:: Page excerpt ::
• • •

Women were the first to obtain professional training in the culinary trades from American institutions. However, because their training took place in college “domestic science” (home economics) programs it tends to be omitted in discussions of the development of culinary schools (most of which originated after World War II). Another important source of women’s formal training was the Y.W.C.A. So well respected was the “Y” for food service training that a large restaurant chain sent its managers to a New York branch in 1914 to study efficiency methods.
Throughout the last two centuries, most of the professionally trained people who owned, managed, cooked, and served in restaurants were born in Europe and learned their trades there. Native-born restaurant managers and workers, by contrast, tended to have no culinary backgrounds whatsoever unless they had cooked in their own homes or those of others. Exceptions included some women who had gained experience as housekeepers and many ex-slaves who had learned the culinary arts in the “employ” of rich Southern planters.

• • •

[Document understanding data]
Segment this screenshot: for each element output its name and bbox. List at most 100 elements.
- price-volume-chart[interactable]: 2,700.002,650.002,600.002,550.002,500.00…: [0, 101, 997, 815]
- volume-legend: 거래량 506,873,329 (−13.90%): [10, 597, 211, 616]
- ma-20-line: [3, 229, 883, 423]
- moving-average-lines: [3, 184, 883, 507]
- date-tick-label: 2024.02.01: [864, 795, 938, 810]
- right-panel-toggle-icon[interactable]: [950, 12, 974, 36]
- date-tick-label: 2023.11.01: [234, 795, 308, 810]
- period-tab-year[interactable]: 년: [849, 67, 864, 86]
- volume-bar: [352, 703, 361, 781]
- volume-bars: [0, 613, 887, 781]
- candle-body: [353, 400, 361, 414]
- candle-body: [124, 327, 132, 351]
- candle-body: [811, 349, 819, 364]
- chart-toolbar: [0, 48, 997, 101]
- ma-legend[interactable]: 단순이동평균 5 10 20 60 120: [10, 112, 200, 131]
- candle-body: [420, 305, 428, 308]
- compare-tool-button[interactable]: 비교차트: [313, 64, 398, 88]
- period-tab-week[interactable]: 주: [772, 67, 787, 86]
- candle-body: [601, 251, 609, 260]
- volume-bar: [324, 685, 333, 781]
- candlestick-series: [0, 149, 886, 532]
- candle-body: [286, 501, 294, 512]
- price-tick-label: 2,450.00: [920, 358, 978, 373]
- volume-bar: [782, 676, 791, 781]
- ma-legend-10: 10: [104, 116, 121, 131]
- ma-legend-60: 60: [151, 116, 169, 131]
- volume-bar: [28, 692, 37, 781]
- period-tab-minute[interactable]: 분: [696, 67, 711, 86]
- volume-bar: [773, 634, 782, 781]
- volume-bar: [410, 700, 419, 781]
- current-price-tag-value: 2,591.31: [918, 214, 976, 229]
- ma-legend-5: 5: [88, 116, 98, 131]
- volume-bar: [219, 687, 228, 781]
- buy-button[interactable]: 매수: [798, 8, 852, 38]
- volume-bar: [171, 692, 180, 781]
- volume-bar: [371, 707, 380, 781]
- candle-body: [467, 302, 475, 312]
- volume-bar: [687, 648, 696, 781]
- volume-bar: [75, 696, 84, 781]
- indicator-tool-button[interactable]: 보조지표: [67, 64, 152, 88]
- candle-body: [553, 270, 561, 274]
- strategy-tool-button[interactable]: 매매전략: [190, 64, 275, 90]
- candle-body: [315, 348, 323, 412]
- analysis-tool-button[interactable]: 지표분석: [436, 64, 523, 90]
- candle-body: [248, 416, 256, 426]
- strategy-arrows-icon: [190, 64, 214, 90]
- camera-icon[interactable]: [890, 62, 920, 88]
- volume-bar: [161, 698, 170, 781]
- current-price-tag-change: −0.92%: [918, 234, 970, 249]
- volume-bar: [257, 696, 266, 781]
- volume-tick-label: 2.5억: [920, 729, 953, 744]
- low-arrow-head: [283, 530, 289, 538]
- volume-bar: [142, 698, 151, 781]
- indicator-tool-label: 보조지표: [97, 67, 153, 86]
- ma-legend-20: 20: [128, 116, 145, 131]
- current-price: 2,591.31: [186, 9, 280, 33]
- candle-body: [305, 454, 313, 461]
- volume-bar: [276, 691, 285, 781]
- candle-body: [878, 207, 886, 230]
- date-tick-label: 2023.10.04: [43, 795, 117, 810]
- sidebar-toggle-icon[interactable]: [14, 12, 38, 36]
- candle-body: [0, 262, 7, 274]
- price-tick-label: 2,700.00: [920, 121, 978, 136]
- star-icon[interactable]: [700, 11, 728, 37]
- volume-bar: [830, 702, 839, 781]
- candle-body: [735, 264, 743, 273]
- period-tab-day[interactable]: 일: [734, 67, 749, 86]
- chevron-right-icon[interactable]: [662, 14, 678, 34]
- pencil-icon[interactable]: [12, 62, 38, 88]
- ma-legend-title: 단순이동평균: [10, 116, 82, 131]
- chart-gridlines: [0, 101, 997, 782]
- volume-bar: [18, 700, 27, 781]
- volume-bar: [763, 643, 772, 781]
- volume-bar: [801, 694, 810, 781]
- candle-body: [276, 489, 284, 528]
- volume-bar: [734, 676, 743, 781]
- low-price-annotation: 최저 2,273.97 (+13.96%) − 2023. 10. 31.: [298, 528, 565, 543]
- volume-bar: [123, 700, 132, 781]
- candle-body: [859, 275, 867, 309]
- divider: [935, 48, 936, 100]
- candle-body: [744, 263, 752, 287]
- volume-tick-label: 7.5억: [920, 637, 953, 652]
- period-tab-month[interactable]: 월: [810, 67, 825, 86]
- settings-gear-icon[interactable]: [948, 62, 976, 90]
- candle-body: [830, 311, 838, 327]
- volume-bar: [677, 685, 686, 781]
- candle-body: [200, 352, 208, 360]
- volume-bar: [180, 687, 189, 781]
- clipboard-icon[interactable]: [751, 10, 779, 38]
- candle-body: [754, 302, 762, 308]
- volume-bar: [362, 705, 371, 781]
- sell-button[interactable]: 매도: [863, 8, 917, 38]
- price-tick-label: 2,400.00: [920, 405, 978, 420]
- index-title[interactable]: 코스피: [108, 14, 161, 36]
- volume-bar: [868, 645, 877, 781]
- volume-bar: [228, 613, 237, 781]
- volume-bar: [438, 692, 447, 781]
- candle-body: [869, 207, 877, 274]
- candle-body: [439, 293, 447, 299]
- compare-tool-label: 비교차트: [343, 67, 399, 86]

• • •

:: Problems to solve ::
[a] According to the passage on culinary training, for what purpose did a large restaurant chain send its managers to a New York branch of the Y.W.C.A. in 1914?
[b] Continue the passage on culinary training, picking up after its final sentence.

:: Answers for the tasks ::
[a] To study efficiency methods.

[b]
By the end of the 19th century, and especially in the early 20th, domestic science programs in colleges and universities began to train women in quantity cooking, nutrition, and the management of large-scale dining facilities, both commercial and institutional. Women were the first college-educated personnel to enter the restaurant and hospitality field, with degrees from Pratt Institute, the University of Chicago, Simmons College, Michigan State, the University of Wisconsin, and others.
Although many graduates went on to head hospital and school food service operations, quite a number took over department store restaurants or opened their own places. An early, ca. 1896, graduate of a program at the Armour Institute in Chicago (later the Illinois Institute of Technology) was Ida Foster Cronk, catering director and manager of the Coffee House at Jane Addams’s Hull House. In 1900 Cronk left the settlement house to open her own Ristorante Roma in Chicago’s Loop, shown here ca. 1906.